● **Tugas Latihan**:
a - Tuliskan ulang dengan persis bagian penggalan dokumen mulai dari "Dari Kecil Aku" sampai "senang-senang saja mengajakku.".
b - Ringkaslah penggalan dokumen dalam dua kalimat.

● **Penggalan Dokumen**:
Thursday, April 28, 2016

Dari Kecil Aku Sudah Suka Jalan-jalan

Pesona Alam Pantai Pasir Putih di kabupaten Situbondo

Aku anak desa. Lahir dan besar di desa. Sanak saudara hampir semuanya di desa. Jadi kalau hari raya aku tidak perlu "repot-repot" bepergian jauh untuk menemui mereka. Saudara kandung bapak dan ibuku semuanya tinggal di kabupaten yang sama--Situbondo. Tapi aku selalu ingin bisa bepergian jauh. Sampai kadang bingung sendiri, mau kemana dan mau menemui siapa? Haha...

Sepertinya bapak dan ibuku tahu aku senang pergi-pergi. Setiap diajak pergi, aku tidak pernah menolak. Tidak dengan alasan apa pun. Kemana pun perginya, aku langsung oke. Aku juga tidak pernah rewel saat diajak pergi. Karena bisa pergi-pergi saja sudah sangat menyenangkan bagiku. Itulah kenapa bapak dan ibuku kalau mau bepergian yang terjadinya satu atau dua tahun sekali itu, senang-senang saja mengajakku.

Bapakku dulu seorang guru di sebuah madrasah. Setiap satu atau dua tahun sekali, pihak madrasah mengajak para guru berdarmawisata, alias jalan-jalan. Pertama kali pergi darmawisata, saat usiaku masih sekitar delapan tahun, tahun 1988 waktu itu. Tujuan wisata pertama kala itu adalah ziarah wali yang ada di sekitar kota Surabaya dan menyeberang sedikit ke pulau Madura.

● **Bahan yang Disediakan**:
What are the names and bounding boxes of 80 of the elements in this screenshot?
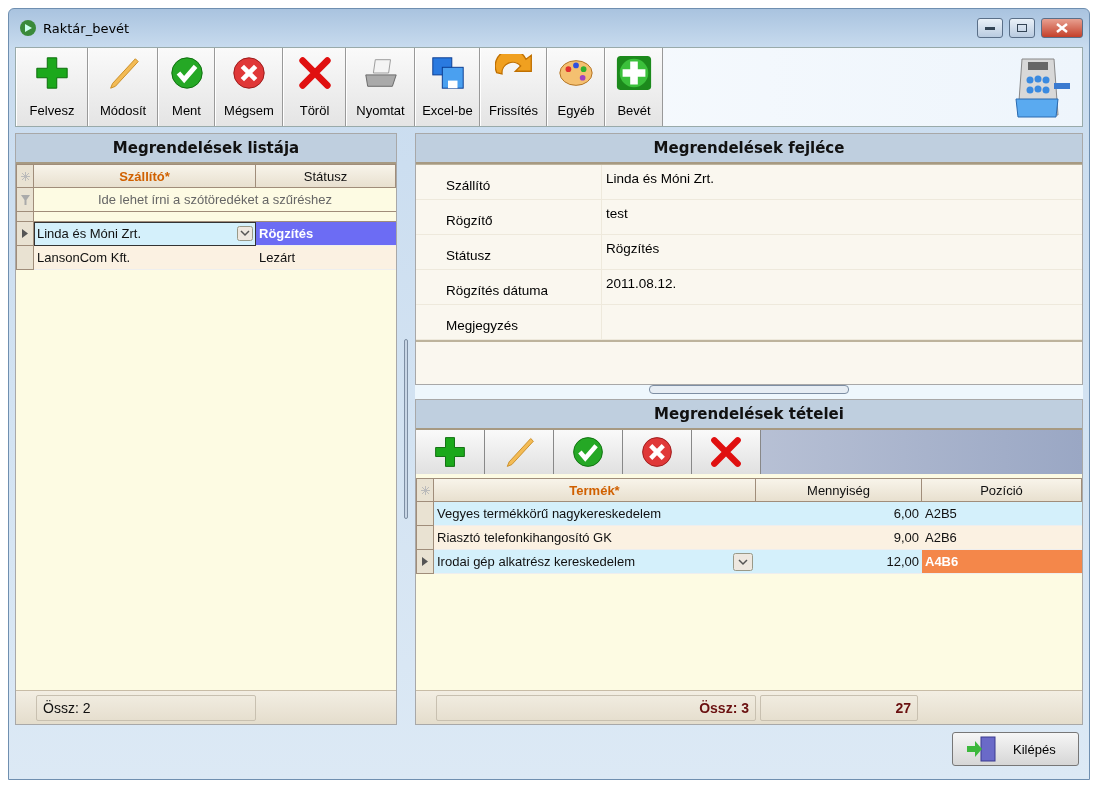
toolbar-button[interactable]: Excel-be xyxy=(415,48,480,126)
minimize-icon xyxy=(985,26,995,30)
column-header[interactable]: Státusz xyxy=(256,164,396,188)
close-button[interactable] xyxy=(1041,18,1083,38)
row-count: Össz: 2 xyxy=(36,694,256,721)
field-label: Megjegyzés xyxy=(416,305,602,340)
toolbar-button[interactable] xyxy=(554,430,623,474)
table-cell: Linda és Móni Zrt. xyxy=(34,222,256,246)
panel-title: Megrendelések tételei xyxy=(416,400,1082,430)
toolbar-button[interactable]: Egyéb xyxy=(547,48,605,126)
row-selector[interactable] xyxy=(16,188,34,212)
table-cell: 9,00 xyxy=(756,526,922,550)
toolbar-button[interactable] xyxy=(416,430,485,474)
door-exit-icon xyxy=(965,736,999,762)
dropdown-icon[interactable] xyxy=(237,226,253,241)
toolbar-button[interactable]: Felvesz xyxy=(16,48,88,126)
dropdown-icon[interactable] xyxy=(733,552,753,571)
field-value[interactable]: Rögzítés xyxy=(602,235,1082,270)
field-label: Státusz xyxy=(416,235,602,270)
column-header[interactable]: Pozíció xyxy=(922,478,1082,502)
table-cell: A2B6 xyxy=(922,526,1082,550)
field-value[interactable]: Linda és Móni Zrt. xyxy=(602,165,1082,200)
panel-title: Megrendelések listája xyxy=(16,134,396,164)
row-selector[interactable] xyxy=(16,222,34,246)
row-selector[interactable] xyxy=(16,246,34,270)
column-header[interactable]: Mennyiség xyxy=(756,478,922,502)
toolbar-button[interactable]: Mégsem xyxy=(215,48,283,126)
toolbar-button[interactable]: Frissítés xyxy=(480,48,547,126)
field-value[interactable]: test xyxy=(602,200,1082,235)
field-value[interactable]: 2011.08.12. xyxy=(602,270,1082,305)
row-selector[interactable] xyxy=(416,502,434,526)
field-label: Rögzítő xyxy=(416,200,602,235)
table-cell: Lezárt xyxy=(256,246,396,270)
app-icon xyxy=(19,19,37,37)
row-selector[interactable] xyxy=(416,550,434,574)
splitter-handle[interactable] xyxy=(404,339,408,519)
table-cell: LansonCom Kft. xyxy=(34,246,256,270)
table-cell: Rögzítés xyxy=(256,222,396,246)
row-selector[interactable] xyxy=(416,526,434,550)
filter-icon xyxy=(20,194,30,205)
table-cell: Vegyes termékkörű nagykereskedelem xyxy=(434,502,756,526)
close-icon xyxy=(1056,23,1068,33)
toolbar-button[interactable] xyxy=(692,430,761,474)
toolbar-button[interactable] xyxy=(623,430,692,474)
maximize-button[interactable] xyxy=(1009,18,1035,38)
toolbar-button[interactable]: Bevét xyxy=(605,48,663,126)
field-label: Rögzítés dátuma xyxy=(416,270,602,305)
quantity-total: 27 xyxy=(760,694,918,721)
row-selector[interactable] xyxy=(16,164,34,188)
window-title: Raktár_bevét xyxy=(43,20,131,36)
toolbar-button[interactable]: Ment xyxy=(158,48,215,126)
toolbar-button[interactable]: Módosít xyxy=(88,48,158,126)
table-cell: A4B6 xyxy=(922,550,1082,574)
table-cell: A2B5 xyxy=(922,502,1082,526)
table-cell: Irodai gép alkatrész kereskedelem xyxy=(434,550,756,574)
asterisk-icon xyxy=(420,485,430,495)
check-icon xyxy=(570,434,606,470)
table-cell: 12,00 xyxy=(756,550,922,574)
row-selector[interactable] xyxy=(16,212,34,222)
table-cell: 6,00 xyxy=(756,502,922,526)
minimize-button[interactable] xyxy=(977,18,1003,38)
cancel-icon xyxy=(639,434,675,470)
panel-title: Megrendelések fejléce xyxy=(416,134,1082,164)
row-count: Össz: 3 xyxy=(436,694,756,721)
field-label: Szállító xyxy=(416,165,602,200)
maximize-icon xyxy=(1017,24,1027,32)
row-pointer-icon xyxy=(422,557,428,566)
toolbar-button[interactable]: Töröl xyxy=(283,48,346,126)
plus-icon xyxy=(615,54,653,92)
exit-button[interactable]: Kilépés xyxy=(952,732,1079,766)
cancel-icon xyxy=(230,54,268,92)
plus-icon xyxy=(432,434,468,470)
splitter-handle[interactable] xyxy=(649,385,849,394)
asterisk-icon xyxy=(20,171,30,181)
row-selector[interactable] xyxy=(416,478,434,502)
close-icon xyxy=(708,434,744,470)
table-cell: Riasztó telefonkihangosító GK xyxy=(434,526,756,550)
toolbar-button[interactable]: Nyomtat xyxy=(346,48,415,126)
row-pointer-icon xyxy=(22,229,28,238)
plus-icon xyxy=(33,54,71,92)
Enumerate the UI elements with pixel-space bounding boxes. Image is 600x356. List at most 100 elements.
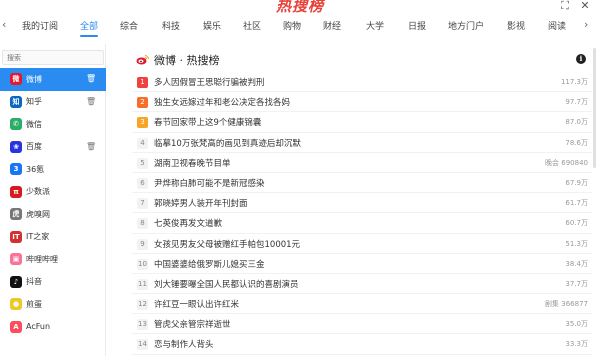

● **Daftar Jawaban**:
a -
Dari Kecil Aku Sudah Suka Jalan-jalan

Pesona Alam Pantai Pasir Putih di kabupaten Situbondo

Aku anak desa. Lahir dan besar di desa. Sanak saudara hampir semuanya di desa. Jadi kalau hari raya aku tidak perlu "repot-repot" bepergian jauh untuk menemui mereka. Saudara kandung bapak dan ibuku semuanya tinggal di kabupaten yang sama--Situbondo. Tapi aku selalu ingin bisa bepergian jauh. Sampai kadang bingung sendiri, mau kemana dan mau menemui siapa? Haha...

Sepertinya bapak dan ibuku tahu aku senang pergi-pergi. Setiap diajak pergi, aku tidak pernah menolak. Tidak dengan alasan apa pun. Kemana pun perginya, aku langsung oke. Aku juga tidak pernah rewel saat diajak pergi. Karena bisa pergi-pergi saja sudah sangat menyenangkan bagiku. Itulah kenapa bapak dan ibuku kalau mau bepergian yang terjadinya satu atau dua tahun sekali itu, senang-senang saja mengajakku.

b - Penulis adalah anak desa yang saudara kandung orang tuanya semuanya tinggal di Situbondo, tetapi sejak kecil ia selalu ingin bepergian jauh dan tidak pernah menolak setiap kali diajak pergi oleh bapak dan ibunya. Bapaknya dulu guru madrasah yang setiap satu atau dua tahun sekali diajak berdarmawisata, dan darmawisata pertama penulis pada tahun 1988, saat usianya sekitar delapan tahun, adalah ziarah wali di sekitar Surabaya dengan menyeberang sedikit ke Madura.